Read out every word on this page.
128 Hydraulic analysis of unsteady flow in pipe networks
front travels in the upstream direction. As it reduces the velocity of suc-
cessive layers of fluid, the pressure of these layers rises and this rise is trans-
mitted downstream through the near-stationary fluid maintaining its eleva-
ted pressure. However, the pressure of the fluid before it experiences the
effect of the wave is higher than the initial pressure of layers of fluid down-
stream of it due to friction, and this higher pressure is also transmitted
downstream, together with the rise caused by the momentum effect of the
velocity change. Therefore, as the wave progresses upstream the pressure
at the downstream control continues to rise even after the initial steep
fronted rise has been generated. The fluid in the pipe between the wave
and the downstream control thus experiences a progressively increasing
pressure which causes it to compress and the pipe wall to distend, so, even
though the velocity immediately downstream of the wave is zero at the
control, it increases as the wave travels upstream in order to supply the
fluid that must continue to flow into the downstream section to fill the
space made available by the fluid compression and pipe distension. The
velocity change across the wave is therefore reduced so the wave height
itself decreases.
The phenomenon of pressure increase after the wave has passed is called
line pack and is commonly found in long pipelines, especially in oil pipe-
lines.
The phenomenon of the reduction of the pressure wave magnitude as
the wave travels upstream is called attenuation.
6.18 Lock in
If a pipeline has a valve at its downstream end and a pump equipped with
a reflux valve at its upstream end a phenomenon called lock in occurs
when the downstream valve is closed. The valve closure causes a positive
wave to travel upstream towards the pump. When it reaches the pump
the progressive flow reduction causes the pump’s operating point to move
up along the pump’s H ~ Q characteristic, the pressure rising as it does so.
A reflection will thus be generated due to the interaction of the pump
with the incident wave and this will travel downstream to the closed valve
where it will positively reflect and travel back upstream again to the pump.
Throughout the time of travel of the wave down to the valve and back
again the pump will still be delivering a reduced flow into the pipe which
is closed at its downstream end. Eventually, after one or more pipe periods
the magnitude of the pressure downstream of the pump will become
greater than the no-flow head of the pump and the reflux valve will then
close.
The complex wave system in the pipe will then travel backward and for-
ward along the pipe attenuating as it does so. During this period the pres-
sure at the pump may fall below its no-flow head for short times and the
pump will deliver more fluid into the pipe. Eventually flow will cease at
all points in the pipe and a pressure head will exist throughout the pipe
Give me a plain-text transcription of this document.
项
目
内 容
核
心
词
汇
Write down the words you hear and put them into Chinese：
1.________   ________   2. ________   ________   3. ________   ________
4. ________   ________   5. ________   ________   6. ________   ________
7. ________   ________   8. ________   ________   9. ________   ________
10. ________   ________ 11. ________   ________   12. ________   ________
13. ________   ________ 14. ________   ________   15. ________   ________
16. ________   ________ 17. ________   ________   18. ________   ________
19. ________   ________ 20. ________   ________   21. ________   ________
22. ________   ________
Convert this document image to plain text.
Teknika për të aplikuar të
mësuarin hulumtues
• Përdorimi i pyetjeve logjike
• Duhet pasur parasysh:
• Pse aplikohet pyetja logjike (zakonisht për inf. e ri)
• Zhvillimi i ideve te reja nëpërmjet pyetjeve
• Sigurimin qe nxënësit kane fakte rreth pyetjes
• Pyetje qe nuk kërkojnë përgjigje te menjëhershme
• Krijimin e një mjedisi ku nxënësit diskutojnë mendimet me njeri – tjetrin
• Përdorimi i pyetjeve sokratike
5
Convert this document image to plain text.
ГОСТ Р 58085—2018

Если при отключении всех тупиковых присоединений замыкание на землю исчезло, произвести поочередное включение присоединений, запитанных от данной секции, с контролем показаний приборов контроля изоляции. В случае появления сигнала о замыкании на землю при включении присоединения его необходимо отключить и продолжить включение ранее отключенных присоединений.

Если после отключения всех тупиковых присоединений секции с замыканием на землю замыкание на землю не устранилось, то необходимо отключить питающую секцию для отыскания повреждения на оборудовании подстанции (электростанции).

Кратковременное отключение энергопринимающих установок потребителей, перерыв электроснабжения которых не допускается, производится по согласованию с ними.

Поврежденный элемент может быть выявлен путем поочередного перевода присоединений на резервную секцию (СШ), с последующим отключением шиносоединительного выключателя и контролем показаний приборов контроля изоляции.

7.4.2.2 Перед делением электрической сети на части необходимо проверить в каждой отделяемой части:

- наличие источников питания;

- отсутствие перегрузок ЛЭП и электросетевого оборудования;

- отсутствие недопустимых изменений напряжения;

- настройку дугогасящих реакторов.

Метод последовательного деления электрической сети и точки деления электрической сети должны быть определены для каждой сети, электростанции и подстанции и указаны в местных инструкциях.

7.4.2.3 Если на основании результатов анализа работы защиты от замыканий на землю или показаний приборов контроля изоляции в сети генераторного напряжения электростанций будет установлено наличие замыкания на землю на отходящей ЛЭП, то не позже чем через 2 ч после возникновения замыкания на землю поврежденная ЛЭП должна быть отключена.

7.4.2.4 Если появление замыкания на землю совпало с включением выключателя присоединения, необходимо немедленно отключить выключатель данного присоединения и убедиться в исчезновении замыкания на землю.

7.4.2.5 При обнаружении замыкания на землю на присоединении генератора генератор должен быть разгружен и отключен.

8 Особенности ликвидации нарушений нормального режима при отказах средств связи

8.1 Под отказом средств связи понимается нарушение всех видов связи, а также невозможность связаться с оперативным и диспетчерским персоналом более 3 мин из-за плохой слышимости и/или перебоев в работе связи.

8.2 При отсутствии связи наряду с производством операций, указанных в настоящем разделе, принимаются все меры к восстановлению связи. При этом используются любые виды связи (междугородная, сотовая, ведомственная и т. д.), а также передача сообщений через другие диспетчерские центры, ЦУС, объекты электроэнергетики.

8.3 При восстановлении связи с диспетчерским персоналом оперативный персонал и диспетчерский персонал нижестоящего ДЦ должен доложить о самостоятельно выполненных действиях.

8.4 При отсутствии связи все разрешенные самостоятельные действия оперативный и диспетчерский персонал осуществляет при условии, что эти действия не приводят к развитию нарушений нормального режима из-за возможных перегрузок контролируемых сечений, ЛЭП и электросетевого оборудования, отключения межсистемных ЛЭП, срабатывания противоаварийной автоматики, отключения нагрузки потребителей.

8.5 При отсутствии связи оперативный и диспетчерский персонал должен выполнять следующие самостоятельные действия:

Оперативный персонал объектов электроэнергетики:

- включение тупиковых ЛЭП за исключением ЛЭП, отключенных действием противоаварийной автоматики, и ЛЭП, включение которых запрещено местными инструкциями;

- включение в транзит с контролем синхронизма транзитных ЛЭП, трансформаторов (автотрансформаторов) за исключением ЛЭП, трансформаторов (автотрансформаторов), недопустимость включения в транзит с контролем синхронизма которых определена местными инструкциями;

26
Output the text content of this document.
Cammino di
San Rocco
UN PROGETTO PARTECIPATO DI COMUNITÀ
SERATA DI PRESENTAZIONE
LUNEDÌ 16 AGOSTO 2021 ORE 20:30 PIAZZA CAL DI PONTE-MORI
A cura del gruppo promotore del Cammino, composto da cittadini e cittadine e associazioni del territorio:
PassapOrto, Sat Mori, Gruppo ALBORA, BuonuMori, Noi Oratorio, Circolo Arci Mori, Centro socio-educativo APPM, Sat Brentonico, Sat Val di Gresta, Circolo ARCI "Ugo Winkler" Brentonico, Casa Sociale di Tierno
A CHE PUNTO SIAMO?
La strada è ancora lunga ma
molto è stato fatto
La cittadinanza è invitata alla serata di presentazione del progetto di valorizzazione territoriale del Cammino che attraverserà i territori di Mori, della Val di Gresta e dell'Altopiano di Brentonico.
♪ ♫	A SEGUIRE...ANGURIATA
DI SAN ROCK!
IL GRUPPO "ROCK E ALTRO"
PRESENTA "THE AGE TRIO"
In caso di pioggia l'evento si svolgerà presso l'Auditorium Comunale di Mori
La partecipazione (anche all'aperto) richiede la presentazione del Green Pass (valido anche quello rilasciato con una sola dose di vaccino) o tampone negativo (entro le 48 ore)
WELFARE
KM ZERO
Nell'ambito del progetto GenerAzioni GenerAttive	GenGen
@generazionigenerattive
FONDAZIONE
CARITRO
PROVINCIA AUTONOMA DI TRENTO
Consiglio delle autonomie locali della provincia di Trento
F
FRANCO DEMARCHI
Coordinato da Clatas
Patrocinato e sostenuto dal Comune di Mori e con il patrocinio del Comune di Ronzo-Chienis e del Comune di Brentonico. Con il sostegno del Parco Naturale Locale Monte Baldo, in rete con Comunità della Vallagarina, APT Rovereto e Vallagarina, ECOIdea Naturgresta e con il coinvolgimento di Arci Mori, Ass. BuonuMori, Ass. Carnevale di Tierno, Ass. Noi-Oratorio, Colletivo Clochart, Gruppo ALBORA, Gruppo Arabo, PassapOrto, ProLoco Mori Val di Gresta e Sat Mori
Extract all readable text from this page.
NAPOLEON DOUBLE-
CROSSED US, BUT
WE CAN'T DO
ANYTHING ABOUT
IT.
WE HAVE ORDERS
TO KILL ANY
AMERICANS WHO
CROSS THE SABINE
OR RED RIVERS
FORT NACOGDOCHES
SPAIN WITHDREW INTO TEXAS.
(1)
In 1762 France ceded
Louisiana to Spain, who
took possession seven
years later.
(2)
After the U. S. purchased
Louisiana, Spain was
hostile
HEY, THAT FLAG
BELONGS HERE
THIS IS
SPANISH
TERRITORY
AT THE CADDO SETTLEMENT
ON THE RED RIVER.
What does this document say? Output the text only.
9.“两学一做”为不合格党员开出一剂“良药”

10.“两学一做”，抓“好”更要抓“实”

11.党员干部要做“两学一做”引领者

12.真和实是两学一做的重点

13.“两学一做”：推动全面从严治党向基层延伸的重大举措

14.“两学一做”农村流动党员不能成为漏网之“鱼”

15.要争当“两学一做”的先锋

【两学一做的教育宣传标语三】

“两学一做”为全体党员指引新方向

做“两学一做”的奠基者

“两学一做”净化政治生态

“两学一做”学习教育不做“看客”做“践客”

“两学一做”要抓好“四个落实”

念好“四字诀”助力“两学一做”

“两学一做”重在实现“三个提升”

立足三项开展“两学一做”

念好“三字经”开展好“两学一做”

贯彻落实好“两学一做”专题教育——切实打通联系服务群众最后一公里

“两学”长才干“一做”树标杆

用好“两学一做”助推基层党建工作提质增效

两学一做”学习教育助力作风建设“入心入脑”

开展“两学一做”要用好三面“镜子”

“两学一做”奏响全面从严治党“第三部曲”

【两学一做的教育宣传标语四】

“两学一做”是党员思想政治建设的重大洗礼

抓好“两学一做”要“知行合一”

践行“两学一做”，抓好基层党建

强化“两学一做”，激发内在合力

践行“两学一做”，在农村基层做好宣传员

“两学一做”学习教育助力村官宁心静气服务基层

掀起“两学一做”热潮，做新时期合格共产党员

━━━━━━━━

Ascertain the number of lines in the entries that include the word "control", and report only that number.

3